>>>>>

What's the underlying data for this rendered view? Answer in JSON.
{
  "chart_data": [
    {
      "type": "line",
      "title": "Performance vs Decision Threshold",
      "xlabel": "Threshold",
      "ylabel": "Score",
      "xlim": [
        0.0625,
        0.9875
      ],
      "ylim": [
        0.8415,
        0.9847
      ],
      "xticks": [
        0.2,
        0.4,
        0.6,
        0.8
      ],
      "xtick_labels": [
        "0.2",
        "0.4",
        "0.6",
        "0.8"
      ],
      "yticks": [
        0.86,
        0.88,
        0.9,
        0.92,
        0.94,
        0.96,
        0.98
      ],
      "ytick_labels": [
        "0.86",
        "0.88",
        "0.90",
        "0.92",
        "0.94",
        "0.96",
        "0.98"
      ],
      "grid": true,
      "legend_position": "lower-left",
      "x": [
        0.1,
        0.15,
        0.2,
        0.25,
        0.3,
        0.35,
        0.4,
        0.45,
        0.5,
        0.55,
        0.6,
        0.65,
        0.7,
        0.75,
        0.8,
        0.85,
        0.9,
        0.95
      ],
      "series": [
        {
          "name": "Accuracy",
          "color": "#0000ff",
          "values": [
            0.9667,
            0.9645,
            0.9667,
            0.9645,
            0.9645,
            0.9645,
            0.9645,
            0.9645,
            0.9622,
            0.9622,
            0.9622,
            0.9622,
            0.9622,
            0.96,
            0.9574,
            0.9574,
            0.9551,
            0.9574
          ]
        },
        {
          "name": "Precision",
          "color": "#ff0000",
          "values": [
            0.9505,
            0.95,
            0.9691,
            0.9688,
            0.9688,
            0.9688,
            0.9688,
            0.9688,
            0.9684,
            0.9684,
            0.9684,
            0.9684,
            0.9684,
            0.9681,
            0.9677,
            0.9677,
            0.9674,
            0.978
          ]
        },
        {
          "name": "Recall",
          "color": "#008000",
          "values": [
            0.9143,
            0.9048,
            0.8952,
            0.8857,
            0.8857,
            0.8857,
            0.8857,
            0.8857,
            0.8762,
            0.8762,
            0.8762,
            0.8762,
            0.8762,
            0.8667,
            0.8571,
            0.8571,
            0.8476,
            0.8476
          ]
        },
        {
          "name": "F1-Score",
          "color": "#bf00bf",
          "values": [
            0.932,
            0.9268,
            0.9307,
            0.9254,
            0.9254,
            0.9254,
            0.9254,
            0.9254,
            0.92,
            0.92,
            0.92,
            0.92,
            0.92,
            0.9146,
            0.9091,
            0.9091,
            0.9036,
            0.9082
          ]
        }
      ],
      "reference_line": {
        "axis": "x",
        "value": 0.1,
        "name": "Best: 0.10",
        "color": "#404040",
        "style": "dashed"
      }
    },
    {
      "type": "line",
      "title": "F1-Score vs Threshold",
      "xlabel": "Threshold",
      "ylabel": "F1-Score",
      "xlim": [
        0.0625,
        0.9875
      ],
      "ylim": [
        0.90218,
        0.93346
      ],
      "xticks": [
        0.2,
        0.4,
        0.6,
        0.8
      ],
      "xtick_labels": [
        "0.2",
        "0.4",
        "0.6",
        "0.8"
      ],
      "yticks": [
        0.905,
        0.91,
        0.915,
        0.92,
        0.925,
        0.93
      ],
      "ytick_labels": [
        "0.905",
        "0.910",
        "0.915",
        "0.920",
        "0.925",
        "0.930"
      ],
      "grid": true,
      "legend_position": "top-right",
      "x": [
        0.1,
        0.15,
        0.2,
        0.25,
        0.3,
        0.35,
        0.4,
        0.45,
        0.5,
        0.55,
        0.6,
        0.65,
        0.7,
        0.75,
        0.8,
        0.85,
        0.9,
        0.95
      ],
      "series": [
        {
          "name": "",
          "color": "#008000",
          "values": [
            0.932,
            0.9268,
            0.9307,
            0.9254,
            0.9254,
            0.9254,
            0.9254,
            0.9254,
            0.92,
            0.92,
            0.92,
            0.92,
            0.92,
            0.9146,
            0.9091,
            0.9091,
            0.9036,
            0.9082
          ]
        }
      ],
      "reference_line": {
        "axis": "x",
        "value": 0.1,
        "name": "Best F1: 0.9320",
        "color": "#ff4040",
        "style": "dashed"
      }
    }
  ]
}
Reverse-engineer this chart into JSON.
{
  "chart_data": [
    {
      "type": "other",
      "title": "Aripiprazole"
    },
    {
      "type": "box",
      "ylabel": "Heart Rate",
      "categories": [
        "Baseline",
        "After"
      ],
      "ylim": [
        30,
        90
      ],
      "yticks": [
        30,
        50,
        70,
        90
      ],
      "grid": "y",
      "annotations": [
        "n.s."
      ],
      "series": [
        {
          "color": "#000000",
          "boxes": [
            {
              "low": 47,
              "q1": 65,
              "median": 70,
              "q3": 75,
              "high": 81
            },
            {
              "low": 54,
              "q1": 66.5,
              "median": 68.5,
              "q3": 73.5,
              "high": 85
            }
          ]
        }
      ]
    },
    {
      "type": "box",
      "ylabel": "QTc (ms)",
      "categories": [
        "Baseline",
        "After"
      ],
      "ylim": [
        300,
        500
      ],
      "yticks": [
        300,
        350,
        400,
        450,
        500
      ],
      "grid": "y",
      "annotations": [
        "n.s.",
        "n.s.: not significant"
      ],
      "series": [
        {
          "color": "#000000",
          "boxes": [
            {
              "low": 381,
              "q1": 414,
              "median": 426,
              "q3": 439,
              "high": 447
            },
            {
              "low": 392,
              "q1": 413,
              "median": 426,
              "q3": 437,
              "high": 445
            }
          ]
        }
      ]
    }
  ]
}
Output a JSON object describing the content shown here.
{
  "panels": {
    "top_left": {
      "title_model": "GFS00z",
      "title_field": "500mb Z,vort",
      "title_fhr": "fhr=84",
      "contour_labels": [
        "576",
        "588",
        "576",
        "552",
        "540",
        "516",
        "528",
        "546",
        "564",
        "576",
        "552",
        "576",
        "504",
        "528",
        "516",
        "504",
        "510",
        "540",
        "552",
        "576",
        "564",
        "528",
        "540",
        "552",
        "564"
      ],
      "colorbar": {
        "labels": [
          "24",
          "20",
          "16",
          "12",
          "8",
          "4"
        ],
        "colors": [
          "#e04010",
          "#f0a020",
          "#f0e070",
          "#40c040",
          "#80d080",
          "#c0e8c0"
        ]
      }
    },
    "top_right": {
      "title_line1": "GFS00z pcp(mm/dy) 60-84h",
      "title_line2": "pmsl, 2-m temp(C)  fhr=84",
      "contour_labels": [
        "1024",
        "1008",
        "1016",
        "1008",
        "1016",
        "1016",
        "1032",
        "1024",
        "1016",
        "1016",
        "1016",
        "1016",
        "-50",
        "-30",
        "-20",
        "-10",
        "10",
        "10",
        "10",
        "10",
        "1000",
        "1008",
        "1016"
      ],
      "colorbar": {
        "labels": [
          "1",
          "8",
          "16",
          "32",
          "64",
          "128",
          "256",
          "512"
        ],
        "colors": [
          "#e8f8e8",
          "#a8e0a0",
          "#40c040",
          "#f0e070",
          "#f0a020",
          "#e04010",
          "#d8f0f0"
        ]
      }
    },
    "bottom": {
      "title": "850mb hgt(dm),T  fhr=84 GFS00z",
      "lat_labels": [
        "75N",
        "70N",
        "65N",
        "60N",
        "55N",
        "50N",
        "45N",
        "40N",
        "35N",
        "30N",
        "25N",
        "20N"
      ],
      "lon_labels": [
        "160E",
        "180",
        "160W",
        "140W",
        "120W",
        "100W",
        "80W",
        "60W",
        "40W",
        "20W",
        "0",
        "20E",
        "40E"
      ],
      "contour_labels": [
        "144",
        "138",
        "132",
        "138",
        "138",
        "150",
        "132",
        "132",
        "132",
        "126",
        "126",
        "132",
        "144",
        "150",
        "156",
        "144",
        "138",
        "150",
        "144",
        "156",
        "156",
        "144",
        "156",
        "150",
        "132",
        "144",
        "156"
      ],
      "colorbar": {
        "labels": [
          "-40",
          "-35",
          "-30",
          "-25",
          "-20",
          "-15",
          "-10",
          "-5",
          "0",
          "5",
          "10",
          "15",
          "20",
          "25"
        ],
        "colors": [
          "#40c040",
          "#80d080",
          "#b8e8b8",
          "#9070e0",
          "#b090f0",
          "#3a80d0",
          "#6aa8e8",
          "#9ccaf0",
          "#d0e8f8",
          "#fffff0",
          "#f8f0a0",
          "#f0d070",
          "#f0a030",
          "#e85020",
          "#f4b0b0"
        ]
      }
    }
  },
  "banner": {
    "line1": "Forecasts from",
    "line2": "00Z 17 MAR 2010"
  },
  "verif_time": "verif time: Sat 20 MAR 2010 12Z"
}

<<<<<

TASK DIRECTIONS: Check each line above for the word "this" and copy the ones that have it.

FULL RESPONSE:
What's the underlying data for this rendered view? Answer in JSON.
Reverse-engineer this chart into JSON.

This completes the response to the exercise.